Set problem: Reproduce the records below verbatim, starting at the line that contains "Identify all the" and ending at the line that contains "all-disturbances-button[interactable]: All Disturbances", both included. Leave the pictures out of your answer.

====== Supplied data ======

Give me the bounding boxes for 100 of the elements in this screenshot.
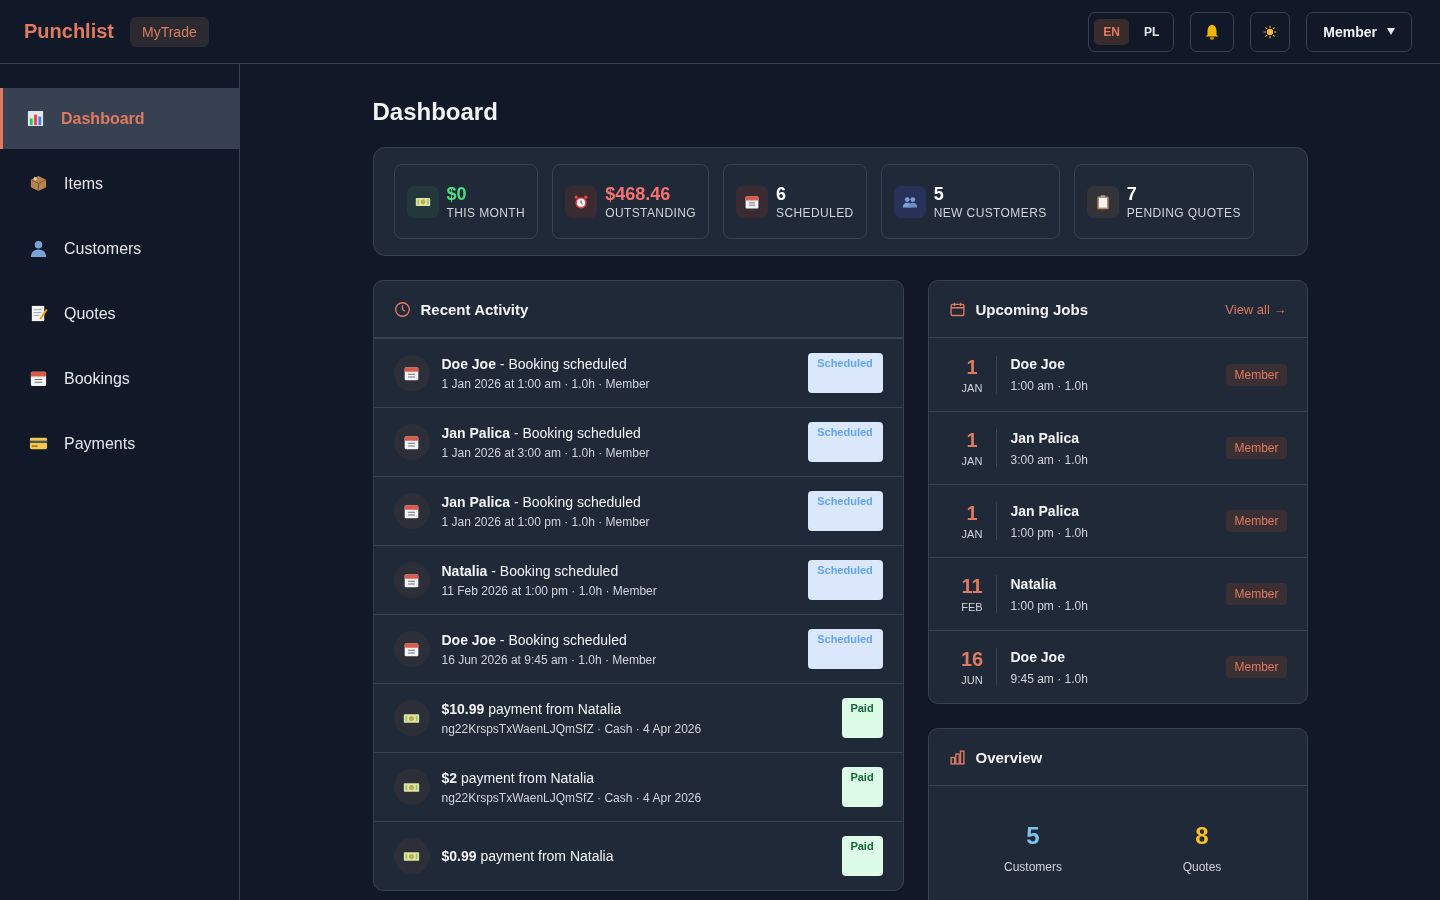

======
====== Supplied data ======

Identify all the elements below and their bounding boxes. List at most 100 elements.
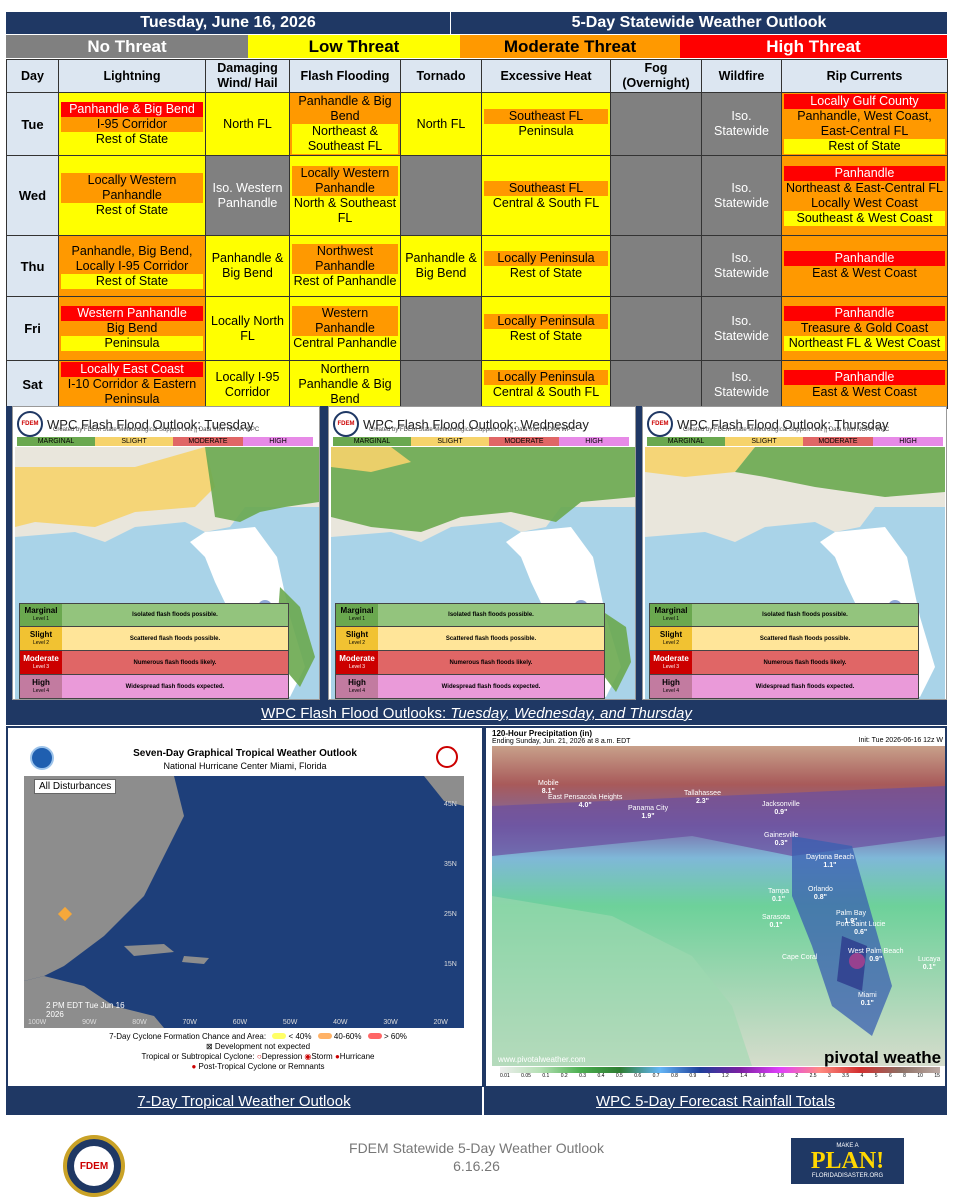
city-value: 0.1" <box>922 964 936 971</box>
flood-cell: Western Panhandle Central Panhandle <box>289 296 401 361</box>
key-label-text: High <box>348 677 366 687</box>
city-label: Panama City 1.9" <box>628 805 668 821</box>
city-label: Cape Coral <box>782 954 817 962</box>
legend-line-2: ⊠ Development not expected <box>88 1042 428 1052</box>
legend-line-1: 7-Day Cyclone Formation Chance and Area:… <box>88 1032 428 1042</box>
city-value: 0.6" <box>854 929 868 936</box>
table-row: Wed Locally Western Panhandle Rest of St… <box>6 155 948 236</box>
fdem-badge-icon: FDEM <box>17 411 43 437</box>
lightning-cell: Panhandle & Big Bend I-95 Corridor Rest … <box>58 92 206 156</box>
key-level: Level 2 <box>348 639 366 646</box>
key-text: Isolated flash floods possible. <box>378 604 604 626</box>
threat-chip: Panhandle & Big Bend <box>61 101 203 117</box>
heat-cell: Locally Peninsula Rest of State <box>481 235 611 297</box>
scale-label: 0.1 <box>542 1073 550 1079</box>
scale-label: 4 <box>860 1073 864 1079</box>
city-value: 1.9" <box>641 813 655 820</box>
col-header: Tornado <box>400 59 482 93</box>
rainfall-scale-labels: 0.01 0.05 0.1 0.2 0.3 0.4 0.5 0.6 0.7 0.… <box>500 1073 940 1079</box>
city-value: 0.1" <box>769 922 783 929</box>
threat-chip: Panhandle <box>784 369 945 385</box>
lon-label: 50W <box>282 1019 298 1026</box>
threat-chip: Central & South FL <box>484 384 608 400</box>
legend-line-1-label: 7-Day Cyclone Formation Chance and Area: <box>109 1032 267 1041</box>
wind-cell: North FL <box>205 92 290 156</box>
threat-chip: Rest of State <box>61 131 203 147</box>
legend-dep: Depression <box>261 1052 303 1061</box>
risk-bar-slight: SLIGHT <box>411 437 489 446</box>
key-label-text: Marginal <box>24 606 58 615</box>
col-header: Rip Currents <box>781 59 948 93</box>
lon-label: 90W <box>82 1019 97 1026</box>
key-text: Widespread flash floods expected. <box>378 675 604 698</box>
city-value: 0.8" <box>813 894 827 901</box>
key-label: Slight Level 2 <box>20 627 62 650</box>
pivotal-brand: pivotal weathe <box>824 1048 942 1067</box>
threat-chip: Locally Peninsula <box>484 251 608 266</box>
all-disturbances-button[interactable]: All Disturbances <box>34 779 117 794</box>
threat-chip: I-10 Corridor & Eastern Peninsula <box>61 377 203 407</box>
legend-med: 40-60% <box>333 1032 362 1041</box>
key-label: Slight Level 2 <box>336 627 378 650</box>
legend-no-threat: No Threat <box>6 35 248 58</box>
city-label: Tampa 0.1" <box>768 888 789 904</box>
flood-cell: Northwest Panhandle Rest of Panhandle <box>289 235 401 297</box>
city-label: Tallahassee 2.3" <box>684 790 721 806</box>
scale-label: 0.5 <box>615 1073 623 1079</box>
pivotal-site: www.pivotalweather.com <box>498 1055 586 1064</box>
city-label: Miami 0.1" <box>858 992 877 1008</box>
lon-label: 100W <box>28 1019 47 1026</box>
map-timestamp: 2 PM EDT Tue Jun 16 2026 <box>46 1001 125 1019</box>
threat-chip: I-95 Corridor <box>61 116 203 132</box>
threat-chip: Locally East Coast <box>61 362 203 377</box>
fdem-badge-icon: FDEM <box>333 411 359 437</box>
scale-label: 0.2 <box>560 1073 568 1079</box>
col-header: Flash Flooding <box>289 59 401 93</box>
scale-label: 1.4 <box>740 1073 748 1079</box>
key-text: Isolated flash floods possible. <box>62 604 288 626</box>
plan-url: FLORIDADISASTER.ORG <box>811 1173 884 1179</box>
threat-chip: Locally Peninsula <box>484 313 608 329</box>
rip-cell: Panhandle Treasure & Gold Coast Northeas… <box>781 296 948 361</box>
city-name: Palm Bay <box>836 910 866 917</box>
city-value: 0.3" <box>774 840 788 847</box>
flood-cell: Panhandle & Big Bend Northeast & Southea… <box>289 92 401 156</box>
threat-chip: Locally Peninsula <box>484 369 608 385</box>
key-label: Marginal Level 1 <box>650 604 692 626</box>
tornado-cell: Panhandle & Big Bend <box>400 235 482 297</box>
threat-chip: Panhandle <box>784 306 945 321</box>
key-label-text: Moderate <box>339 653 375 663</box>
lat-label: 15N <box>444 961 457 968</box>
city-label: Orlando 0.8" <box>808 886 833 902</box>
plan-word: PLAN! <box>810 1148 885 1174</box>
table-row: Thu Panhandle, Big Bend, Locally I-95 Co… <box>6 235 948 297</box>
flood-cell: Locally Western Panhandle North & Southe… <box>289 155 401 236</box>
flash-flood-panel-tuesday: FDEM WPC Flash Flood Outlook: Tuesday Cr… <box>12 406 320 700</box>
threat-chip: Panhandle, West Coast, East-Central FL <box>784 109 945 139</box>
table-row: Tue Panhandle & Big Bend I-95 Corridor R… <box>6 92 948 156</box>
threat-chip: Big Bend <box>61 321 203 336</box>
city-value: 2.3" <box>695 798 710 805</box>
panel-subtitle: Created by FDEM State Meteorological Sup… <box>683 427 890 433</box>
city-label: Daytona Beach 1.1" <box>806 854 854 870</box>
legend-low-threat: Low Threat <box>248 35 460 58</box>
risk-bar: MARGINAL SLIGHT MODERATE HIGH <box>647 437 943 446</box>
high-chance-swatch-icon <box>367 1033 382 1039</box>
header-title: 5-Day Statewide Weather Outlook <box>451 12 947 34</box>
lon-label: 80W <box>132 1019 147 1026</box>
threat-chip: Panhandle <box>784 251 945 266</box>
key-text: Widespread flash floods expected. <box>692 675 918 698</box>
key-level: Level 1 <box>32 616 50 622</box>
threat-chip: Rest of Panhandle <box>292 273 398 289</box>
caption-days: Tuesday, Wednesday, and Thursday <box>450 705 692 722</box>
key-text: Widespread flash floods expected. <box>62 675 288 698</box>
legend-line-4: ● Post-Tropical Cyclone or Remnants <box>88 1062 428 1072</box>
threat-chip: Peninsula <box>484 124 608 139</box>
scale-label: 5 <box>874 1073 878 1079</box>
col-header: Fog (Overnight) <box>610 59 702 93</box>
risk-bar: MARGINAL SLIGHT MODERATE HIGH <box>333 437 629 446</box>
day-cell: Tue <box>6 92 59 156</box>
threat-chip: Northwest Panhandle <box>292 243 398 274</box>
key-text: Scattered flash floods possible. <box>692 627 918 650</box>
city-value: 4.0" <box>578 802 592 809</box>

======
====== Supplied data ======

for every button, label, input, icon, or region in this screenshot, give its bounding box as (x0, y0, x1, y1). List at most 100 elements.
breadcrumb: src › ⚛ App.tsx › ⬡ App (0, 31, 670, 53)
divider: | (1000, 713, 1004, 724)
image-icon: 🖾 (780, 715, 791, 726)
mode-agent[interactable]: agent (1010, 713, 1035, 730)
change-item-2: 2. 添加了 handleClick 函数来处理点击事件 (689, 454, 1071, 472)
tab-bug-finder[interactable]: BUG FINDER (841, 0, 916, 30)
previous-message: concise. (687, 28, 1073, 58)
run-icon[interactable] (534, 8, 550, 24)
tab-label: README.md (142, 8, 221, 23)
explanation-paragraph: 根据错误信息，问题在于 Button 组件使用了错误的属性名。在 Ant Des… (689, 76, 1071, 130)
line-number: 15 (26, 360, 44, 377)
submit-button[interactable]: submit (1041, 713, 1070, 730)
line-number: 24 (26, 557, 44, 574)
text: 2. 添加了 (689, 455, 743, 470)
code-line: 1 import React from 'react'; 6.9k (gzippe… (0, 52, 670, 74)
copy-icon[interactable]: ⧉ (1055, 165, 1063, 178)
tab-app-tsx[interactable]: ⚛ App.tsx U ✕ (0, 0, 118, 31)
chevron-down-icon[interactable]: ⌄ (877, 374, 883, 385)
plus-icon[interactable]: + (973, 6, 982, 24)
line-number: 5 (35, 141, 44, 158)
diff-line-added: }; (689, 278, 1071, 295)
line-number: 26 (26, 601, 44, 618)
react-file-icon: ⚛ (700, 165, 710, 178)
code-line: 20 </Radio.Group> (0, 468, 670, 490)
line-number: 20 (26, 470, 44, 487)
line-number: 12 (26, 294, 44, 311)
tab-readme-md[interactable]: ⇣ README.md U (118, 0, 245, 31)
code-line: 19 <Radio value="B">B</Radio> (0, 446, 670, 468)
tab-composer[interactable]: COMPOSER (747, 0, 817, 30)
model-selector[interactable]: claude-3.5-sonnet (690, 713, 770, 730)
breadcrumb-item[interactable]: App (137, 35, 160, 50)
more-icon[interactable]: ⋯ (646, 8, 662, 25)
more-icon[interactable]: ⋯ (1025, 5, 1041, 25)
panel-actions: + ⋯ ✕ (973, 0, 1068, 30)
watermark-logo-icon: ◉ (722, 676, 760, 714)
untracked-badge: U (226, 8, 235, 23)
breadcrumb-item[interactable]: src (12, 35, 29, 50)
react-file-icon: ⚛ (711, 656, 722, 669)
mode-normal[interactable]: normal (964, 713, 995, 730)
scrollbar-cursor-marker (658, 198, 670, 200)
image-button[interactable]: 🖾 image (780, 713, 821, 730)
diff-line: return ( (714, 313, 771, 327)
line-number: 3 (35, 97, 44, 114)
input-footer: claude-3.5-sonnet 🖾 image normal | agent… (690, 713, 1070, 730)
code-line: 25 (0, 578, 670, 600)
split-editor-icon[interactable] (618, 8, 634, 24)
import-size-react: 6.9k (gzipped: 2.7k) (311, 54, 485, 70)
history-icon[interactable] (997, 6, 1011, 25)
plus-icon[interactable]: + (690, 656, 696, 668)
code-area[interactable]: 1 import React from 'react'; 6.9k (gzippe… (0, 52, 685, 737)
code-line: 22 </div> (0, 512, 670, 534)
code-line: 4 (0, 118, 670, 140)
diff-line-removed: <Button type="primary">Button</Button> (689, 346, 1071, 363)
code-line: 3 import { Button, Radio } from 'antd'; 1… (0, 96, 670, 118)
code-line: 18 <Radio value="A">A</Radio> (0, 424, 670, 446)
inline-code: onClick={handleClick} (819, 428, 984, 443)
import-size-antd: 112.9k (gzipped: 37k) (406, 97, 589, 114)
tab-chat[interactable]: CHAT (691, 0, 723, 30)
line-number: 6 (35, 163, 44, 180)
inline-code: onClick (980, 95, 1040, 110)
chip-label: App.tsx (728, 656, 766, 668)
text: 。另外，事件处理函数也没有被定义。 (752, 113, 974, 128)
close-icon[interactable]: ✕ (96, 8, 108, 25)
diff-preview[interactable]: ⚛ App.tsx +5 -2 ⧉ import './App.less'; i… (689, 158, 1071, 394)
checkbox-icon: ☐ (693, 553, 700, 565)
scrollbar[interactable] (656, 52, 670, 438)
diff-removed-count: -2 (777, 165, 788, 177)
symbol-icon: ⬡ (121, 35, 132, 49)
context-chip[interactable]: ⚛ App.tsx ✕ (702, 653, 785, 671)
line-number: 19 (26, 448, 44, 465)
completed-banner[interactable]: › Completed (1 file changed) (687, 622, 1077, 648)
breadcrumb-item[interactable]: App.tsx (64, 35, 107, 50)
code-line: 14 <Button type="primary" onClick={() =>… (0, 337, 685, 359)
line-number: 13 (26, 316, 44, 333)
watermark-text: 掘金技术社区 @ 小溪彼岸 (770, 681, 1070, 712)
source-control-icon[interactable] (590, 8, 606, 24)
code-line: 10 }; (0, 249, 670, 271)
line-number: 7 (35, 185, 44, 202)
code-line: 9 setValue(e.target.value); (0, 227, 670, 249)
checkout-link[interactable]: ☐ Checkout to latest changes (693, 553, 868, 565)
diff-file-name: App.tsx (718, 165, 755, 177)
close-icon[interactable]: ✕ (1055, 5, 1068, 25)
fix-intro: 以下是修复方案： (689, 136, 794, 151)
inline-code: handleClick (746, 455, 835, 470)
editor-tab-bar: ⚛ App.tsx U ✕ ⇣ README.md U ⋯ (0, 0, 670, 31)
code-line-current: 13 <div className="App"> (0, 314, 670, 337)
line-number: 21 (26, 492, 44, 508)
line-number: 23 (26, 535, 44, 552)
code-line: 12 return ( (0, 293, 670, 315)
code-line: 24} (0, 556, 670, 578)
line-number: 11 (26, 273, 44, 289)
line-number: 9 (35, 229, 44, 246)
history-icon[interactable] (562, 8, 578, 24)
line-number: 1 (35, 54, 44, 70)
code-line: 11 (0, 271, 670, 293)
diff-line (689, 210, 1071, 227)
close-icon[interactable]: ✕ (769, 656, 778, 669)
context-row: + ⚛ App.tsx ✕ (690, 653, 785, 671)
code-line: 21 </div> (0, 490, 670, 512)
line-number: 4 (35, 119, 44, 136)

======

Finished exercise:
Identify all the elements below and their bounding boxes. List at most 100 elements.
city-value: 0.1" <box>922 964 936 971</box>
flood-cell: Western Panhandle Central Panhandle <box>289 296 401 361</box>
key-label-text: High <box>348 677 366 687</box>
city-label: Panama City 1.9" <box>628 805 668 821</box>
city-label: Cape Coral <box>782 954 817 962</box>
legend-line-2: ⊠ Development not expected <box>88 1042 428 1052</box>
legend-line-1: 7-Day Cyclone Formation Chance and Area:… <box>88 1032 428 1042</box>
city-value: 0.6" <box>854 929 868 936</box>
table-row: Wed Locally Western Panhandle Rest of St… <box>6 155 948 236</box>
fdem-badge-icon: FDEM <box>17 411 43 437</box>
lightning-cell: Panhandle & Big Bend I-95 Corridor Rest … <box>58 92 206 156</box>
key-level: Level 2 <box>348 639 366 646</box>
key-text: Isolated flash floods possible. <box>378 604 604 626</box>
threat-chip: Panhandle & Big Bend <box>61 101 203 117</box>
heat-cell: Locally Peninsula Rest of State <box>481 235 611 297</box>
scale-label: 0.1 <box>542 1073 550 1079</box>
scale-label: 4 <box>860 1073 864 1079</box>
city-value: 1.9" <box>641 813 655 820</box>
col-header: Tornado <box>400 59 482 93</box>
rainfall-scale-labels: 0.01 0.05 0.1 0.2 0.3 0.4 0.5 0.6 0.7 0.… <box>500 1073 940 1079</box>
city-value: 0.1" <box>769 922 783 929</box>
threat-chip: Panhandle <box>784 369 945 385</box>
lon-label: 50W <box>282 1019 298 1026</box>
threat-chip: Central & South FL <box>484 384 608 400</box>
legend-line-1-label: 7-Day Cyclone Formation Chance and Area: <box>109 1032 267 1041</box>
wind-cell: North FL <box>205 92 290 156</box>
threat-chip: Rest of State <box>61 131 203 147</box>
legend-dep: Depression <box>261 1052 303 1061</box>
risk-bar-slight: SLIGHT <box>411 437 489 446</box>
key-label-text: Marginal <box>24 606 58 615</box>
col-header: Rip Currents <box>781 59 948 93</box>
lon-label: 90W <box>82 1019 97 1026</box>
key-text: Widespread flash floods expected. <box>378 675 604 698</box>
city-value: 0.8" <box>813 894 827 901</box>
key-label: Slight Level 2 <box>20 627 62 650</box>
pivotal-brand: pivotal weathe <box>824 1048 942 1067</box>
threat-chip: Locally Peninsula <box>484 251 608 266</box>
all-disturbances-button[interactable]: All Disturbances <box>34 779 117 794</box>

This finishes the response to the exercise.